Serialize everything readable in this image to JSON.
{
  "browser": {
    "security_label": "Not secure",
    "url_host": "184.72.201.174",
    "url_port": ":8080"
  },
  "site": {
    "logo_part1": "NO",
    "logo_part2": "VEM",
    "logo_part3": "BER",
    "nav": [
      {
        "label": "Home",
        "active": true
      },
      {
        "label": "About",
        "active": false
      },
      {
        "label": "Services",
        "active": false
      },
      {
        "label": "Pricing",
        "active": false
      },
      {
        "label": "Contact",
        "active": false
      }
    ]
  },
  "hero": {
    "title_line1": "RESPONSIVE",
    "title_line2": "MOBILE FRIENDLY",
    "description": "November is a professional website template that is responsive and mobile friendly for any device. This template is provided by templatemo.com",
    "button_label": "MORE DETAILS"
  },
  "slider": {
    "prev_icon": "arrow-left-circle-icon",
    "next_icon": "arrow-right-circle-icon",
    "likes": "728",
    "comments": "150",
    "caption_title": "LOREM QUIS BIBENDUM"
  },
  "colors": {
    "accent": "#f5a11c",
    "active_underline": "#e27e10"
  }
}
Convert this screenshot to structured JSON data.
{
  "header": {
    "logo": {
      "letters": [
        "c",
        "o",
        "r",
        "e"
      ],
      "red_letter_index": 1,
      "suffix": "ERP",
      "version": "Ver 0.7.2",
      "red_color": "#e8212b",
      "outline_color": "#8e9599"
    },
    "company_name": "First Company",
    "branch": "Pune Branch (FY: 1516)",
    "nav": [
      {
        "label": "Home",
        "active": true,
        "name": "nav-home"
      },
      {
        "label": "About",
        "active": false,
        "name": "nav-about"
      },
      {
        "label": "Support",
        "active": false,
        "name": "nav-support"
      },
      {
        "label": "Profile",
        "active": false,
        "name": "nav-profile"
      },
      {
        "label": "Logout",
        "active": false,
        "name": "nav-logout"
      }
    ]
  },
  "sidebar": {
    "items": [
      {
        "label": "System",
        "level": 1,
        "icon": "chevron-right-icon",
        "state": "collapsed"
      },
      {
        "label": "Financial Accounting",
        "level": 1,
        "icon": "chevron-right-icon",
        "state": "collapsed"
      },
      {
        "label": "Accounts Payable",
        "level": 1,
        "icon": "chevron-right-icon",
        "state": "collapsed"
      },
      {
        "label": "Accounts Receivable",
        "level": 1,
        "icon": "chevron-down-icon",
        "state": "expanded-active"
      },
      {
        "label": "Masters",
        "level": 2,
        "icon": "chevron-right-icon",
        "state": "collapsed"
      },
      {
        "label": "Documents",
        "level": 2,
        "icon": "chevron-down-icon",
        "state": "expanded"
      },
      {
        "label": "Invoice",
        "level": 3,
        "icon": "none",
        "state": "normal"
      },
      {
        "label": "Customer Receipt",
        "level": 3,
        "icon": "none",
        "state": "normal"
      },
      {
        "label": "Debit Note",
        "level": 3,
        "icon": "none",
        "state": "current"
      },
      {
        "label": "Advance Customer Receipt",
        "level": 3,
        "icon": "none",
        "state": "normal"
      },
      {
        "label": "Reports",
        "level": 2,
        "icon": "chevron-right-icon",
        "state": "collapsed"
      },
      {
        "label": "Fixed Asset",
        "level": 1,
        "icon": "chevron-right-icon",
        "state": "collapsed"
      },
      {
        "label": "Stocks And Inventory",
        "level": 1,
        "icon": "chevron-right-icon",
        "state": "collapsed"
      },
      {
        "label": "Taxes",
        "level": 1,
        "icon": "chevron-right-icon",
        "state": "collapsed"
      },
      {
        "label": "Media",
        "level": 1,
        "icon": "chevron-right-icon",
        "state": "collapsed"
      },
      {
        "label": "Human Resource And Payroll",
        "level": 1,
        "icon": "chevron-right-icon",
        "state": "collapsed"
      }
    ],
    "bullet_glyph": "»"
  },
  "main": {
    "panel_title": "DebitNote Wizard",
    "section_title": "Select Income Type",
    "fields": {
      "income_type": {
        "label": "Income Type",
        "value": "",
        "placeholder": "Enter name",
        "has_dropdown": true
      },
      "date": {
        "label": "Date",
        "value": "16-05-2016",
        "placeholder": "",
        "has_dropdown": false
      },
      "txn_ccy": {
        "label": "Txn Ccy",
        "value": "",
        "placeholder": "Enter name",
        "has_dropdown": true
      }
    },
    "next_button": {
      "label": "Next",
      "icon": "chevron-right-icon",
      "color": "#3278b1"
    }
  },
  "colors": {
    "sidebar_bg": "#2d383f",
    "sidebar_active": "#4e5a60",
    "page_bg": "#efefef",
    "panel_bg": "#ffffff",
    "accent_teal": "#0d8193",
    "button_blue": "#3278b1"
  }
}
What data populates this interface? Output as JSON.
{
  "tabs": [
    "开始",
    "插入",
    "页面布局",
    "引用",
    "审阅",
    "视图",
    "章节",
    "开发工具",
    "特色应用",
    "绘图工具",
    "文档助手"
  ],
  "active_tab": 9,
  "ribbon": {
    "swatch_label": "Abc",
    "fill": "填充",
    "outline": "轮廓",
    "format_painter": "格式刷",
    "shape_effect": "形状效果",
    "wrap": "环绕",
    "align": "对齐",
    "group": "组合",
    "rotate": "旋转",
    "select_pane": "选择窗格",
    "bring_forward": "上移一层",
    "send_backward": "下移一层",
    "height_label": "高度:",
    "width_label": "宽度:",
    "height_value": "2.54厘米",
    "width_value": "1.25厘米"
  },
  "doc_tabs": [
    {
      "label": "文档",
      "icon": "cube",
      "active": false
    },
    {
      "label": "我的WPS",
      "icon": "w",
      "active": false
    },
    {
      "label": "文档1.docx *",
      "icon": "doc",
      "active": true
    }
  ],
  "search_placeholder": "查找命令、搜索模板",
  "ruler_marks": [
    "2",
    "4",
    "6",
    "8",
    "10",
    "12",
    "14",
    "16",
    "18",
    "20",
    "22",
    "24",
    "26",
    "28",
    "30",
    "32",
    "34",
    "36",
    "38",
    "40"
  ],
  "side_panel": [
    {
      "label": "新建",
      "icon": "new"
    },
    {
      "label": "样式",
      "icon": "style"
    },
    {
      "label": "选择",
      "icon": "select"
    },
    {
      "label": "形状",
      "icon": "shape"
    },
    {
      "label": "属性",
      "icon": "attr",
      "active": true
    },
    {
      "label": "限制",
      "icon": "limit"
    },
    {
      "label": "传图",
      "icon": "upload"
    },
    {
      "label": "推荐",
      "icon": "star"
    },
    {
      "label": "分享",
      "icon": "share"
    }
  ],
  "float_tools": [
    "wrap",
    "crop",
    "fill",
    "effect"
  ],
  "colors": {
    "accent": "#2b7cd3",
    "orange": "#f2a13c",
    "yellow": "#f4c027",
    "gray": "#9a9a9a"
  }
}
========
### What you will do
Write out all the lines again, exactly as they are.

### Answer to this problem
Serialize everything readable in this image to JSON.
{
  "browser": {
    "security_label": "Not secure",
    "url_host": "184.72.201.174",
    "url_port": ":8080"
  },
  "site": {
    "logo_part1": "NO",
    "logo_part2": "VEM",
    "logo_part3": "BER",
    "nav": [
      {
        "label": "Home",
        "active": true
      },
      {
        "label": "About",
        "active": false
      },
      {
        "label": "Services",
        "active": false
      },
      {
        "label": "Pricing",
        "active": false
      },
      {
        "label": "Contact",
        "active": false
      }
    ]
  },
  "hero": {
    "title_line1": "RESPONSIVE",
    "title_line2": "MOBILE FRIENDLY",
    "description": "November is a professional website template that is responsive and mobile friendly for any device. This template is provided by templatemo.com",
    "button_label": "MORE DETAILS"
  },
  "slider": {
    "prev_icon": "arrow-left-circle-icon",
    "next_icon": "arrow-right-circle-icon",
    "likes": "728",
    "comments": "150",
    "caption_title": "LOREM QUIS BIBENDUM"
  },
  "colors": {
    "accent": "#f5a11c",
    "active_underline": "#e27e10"
  }
}
Convert this screenshot to structured JSON data.
{
  "header": {
    "logo": {
      "letters": [
        "c",
        "o",
        "r",
        "e"
      ],
      "red_letter_index": 1,
      "suffix": "ERP",
      "version": "Ver 0.7.2",
      "red_color": "#e8212b",
      "outline_color": "#8e9599"
    },
    "company_name": "First Company",
    "branch": "Pune Branch (FY: 1516)",
    "nav": [
      {
        "label": "Home",
        "active": true,
        "name": "nav-home"
      },
      {
        "label": "About",
        "active": false,
        "name": "nav-about"
      },
      {
        "label": "Support",
        "active": false,
        "name": "nav-support"
      },
      {
        "label": "Profile",
        "active": false,
        "name": "nav-profile"
      },
      {
        "label": "Logout",
        "active": false,
        "name": "nav-logout"
      }
    ]
  },
  "sidebar": {
    "items": [
      {
        "label": "System",
        "level": 1,
        "icon": "chevron-right-icon",
        "state": "collapsed"
      },
      {
        "label": "Financial Accounting",
        "level": 1,
        "icon": "chevron-right-icon",
        "state": "collapsed"
      },
      {
        "label": "Accounts Payable",
        "level": 1,
        "icon": "chevron-right-icon",
        "state": "collapsed"
      },
      {
        "label": "Accounts Receivable",
        "level": 1,
        "icon": "chevron-down-icon",
        "state": "expanded-active"
      },
      {
        "label": "Masters",
        "level": 2,
        "icon": "chevron-right-icon",
        "state": "collapsed"
      },
      {
        "label": "Documents",
        "level": 2,
        "icon": "chevron-down-icon",
        "state": "expanded"
      },
      {
        "label": "Invoice",
        "level": 3,
        "icon": "none",
        "state": "normal"
      },
      {
        "label": "Customer Receipt",
        "level": 3,
        "icon": "none",
        "state": "normal"
      },
      {
        "label": "Debit Note",
        "level": 3,
        "icon": "none",
        "state": "current"
      },
      {
        "label": "Advance Customer Receipt",
        "level": 3,
        "icon": "none",
        "state": "normal"
      },
      {
        "label": "Reports",
        "level": 2,
        "icon": "chevron-right-icon",
        "state": "collapsed"
      },
      {
        "label": "Fixed Asset",
        "level": 1,
        "icon": "chevron-right-icon",
        "state": "collapsed"
      },
      {
        "label": "Stocks And Inventory",
        "level": 1,
        "icon": "chevron-right-icon",
        "state": "collapsed"
      },
      {
        "label": "Taxes",
        "level": 1,
        "icon": "chevron-right-icon",
        "state": "collapsed"
      },
      {
        "label": "Media",
        "level": 1,
        "icon": "chevron-right-icon",
        "state": "collapsed"
      },
      {
        "label": "Human Resource And Payroll",
        "level": 1,
        "icon": "chevron-right-icon",
        "state": "collapsed"
      }
    ],
    "bullet_glyph": "»"
  },
  "main": {
    "panel_title": "DebitNote Wizard",
    "section_title": "Select Income Type",
    "fields": {
      "income_type": {
        "label": "Income Type",
        "value": "",
        "placeholder": "Enter name",
        "has_dropdown": true
      },
      "date": {
        "label": "Date",
        "value": "16-05-2016",
        "placeholder": "",
        "has_dropdown": false
      },
      "txn_ccy": {
        "label": "Txn Ccy",
        "value": "",
        "placeholder": "Enter name",
        "has_dropdown": true
      }
    },
    "next_button": {
      "label": "Next",
      "icon": "chevron-right-icon",
      "color": "#3278b1"
    }
  },
  "colors": {
    "sidebar_bg": "#2d383f",
    "sidebar_active": "#4e5a60",
    "page_bg": "#efefef",
    "panel_bg": "#ffffff",
    "accent_teal": "#0d8193",
    "button_blue": "#3278b1"
  }
}
What data populates this interface? Output as JSON.
{
  "tabs": [
    "开始",
    "插入",
    "页面布局",
    "引用",
    "审阅",
    "视图",
    "章节",
    "开发工具",
    "特色应用",
    "绘图工具",
    "文档助手"
  ],
  "active_tab": 9,
  "ribbon": {
    "swatch_label": "Abc",
    "fill": "填充",
    "outline": "轮廓",
    "format_painter": "格式刷",
    "shape_effect": "形状效果",
    "wrap": "环绕",
    "align": "对齐",
    "group": "组合",
    "rotate": "旋转",
    "select_pane": "选择窗格",
    "bring_forward": "上移一层",
    "send_backward": "下移一层",
    "height_label": "高度:",
    "width_label": "宽度:",
    "height_value": "2.54厘米",
    "width_value": "1.25厘米"
  },
  "doc_tabs": [
    {
      "label": "文档",
      "icon": "cube",
      "active": false
    },
    {
      "label": "我的WPS",
      "icon": "w",
      "active": false
    },
    {
      "label": "文档1.docx *",
      "icon": "doc",
      "active": true
    }
  ],
  "search_placeholder": "查找命令、搜索模板",
  "ruler_marks": [
    "2",
    "4",
    "6",
    "8",
    "10",
    "12",
    "14",
    "16",
    "18",
    "20",
    "22",
    "24",
    "26",
    "28",
    "30",
    "32",
    "34",
    "36",
    "38",
    "40"
  ],
  "side_panel": [
    {
      "label": "新建",
      "icon": "new"
    },
    {
      "label": "样式",
      "icon": "style"
    },
    {
      "label": "选择",
      "icon": "select"
    },
    {
      "label": "形状",
      "icon": "shape"
    },
    {
      "label": "属性",
      "icon": "attr",
      "active": true
    },
    {
      "label": "限制",
      "icon": "limit"
    },
    {
      "label": "传图",
      "icon": "upload"
    },
    {
      "label": "推荐",
      "icon": "star"
    },
    {
      "label": "分享",
      "icon": "share"
    }
  ],
  "float_tools": [
    "wrap",
    "crop",
    "fill",
    "effect"
  ],
  "colors": {
    "accent": "#2b7cd3",
    "orange": "#f2a13c",
    "yellow": "#f4c027",
    "gray": "#9a9a9a"
  }
}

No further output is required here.